Goal: The records should be repeated word for word, pictures excluded.
** BEGIN Data shown **
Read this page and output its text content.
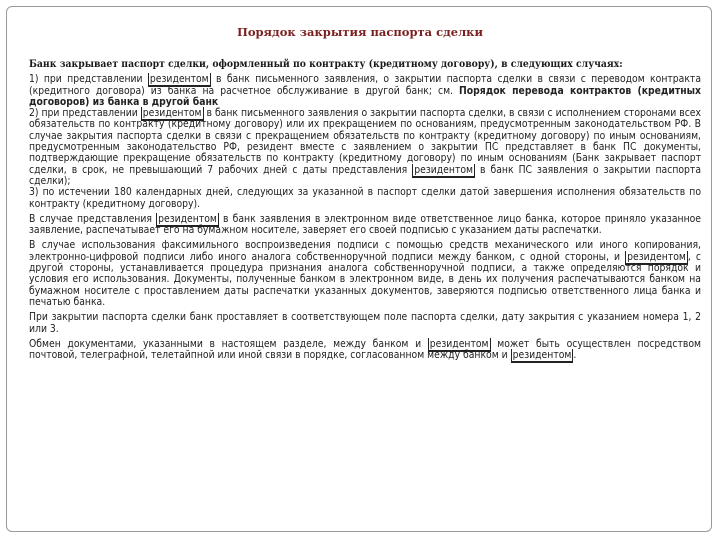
Порядок закрытия паспорта сделки

Банк закрывает паспорт сделки, оформленный по контракту (кредитному договору), в следующих случаях:

1) при представлении резидентом в банк письменного заявления, о закрытии паспорта сделки в связи с переводом контракта (кредитного договора) из банка на расчетное обслуживание в другой банк; см. Порядок перевода контрактов (кредитных договоров) из банка в другой банк
2) при представлении резидентом в банк письменного заявления о закрытии паспорта сделки, в связи с исполнением сторонами всех обязательств по контракту (кредитному договору) или их прекращением по основаниям, предусмотренным законодательством РФ. В случае закрытия паспорта сделки в связи с прекращением обязательств по контракту (кредитному договору) по иным основаниям, предусмотренным законодательство РФ, резидент вместе с заявлением о закрытии ПС представляет в банк ПС документы, подтверждающие прекращение обязательств по контракту (кредитному договору) по иным основаниям (Банк закрывает паспорт сделки, в срок, не превышающий 7 рабочих дней с даты представления резидентом в банк ПС заявления о закрытии паспорта сделки);
3) по истечении 180 календарных дней, следующих за указанной в паспорт сделки датой завершения исполнения обязательств по контракту (кредитному договору).

В случае представления резидентом в банк заявления в электронном виде ответственное лицо банка, которое приняло указанное заявление, распечатывает его на бумажном носителе, заверяет его своей подписью с указанием даты распечатки.

В случае использования факсимильного воспроизведения подписи с помощью средств механического или иного копирования, электронно-цифровой подписи либо иного аналога собственноручной подписи между банком, с одной стороны, и резидентом , с другой стороны, устанавливается процедура признания аналога собственноручной подписи, а также определяются порядок и условия его использования. Документы, полученные банком в электронном виде, в день их получения распечатываются банком на бумажном носителе с проставлением даты распечатки указанных документов, заверяются подписью ответственного лица банка и печатью банка.

При закрытии паспорта сделки банк проставляет в соответствующем поле паспорта сделки, дату закрытия с указанием номера 1, 2 или 3.

Обмен документами, указанными в настоящем разделе, между банком и резидентом может быть осуществлен посредством почтовой, телеграфной, телетайпной или иной связи в порядке, согласованном между банком и резидентом .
** END Data shown **
Written response:
Read this page and output its text content.
Порядок закрытия паспорта сделки

Банк закрывает паспорт сделки, оформленный по контракту (кредитному договору), в следующих случаях:

1) при представлении резидентом в банк письменного заявления, о закрытии паспорта сделки в связи с переводом контракта (кредитного договора) из банка на расчетное обслуживание в другой банк; см. Порядок перевода контрактов (кредитных договоров) из банка в другой банк
2) при представлении резидентом в банк письменного заявления о закрытии паспорта сделки, в связи с исполнением сторонами всех обязательств по контракту (кредитному договору) или их прекращением по основаниям, предусмотренным законодательством РФ. В случае закрытия паспорта сделки в связи с прекращением обязательств по контракту (кредитному договору) по иным основаниям, предусмотренным законодательство РФ, резидент вместе с заявлением о закрытии ПС представляет в банк ПС документы, подтверждающие прекращение обязательств по контракту (кредитному договору) по иным основаниям (Банк закрывает паспорт сделки, в срок, не превышающий 7 рабочих дней с даты представления резидентом в банк ПС заявления о закрытии паспорта сделки);
3) по истечении 180 календарных дней, следующих за указанной в паспорт сделки датой завершения исполнения обязательств по контракту (кредитному договору).

В случае представления резидентом в банк заявления в электронном виде ответственное лицо банка, которое приняло указанное заявление, распечатывает его на бумажном носителе, заверяет его своей подписью с указанием даты распечатки.

В случае использования факсимильного воспроизведения подписи с помощью средств механического или иного копирования, электронно-цифровой подписи либо иного аналога собственноручной подписи между банком, с одной стороны, и резидентом , с другой стороны, устанавливается процедура признания аналога собственноручной подписи, а также определяются порядок и условия его использования. Документы, полученные банком в электронном виде, в день их получения распечатываются банком на бумажном носителе с проставлением даты распечатки указанных документов, заверяются подписью ответственного лица банка и печатью банка.

При закрытии паспорта сделки банк проставляет в соответствующем поле паспорта сделки, дату закрытия с указанием номера 1, 2 или 3.

Обмен документами, указанными в настоящем разделе, между банком и резидентом может быть осуществлен посредством почтовой, телеграфной, телетайпной или иной связи в порядке, согласованном между банком и резидентом .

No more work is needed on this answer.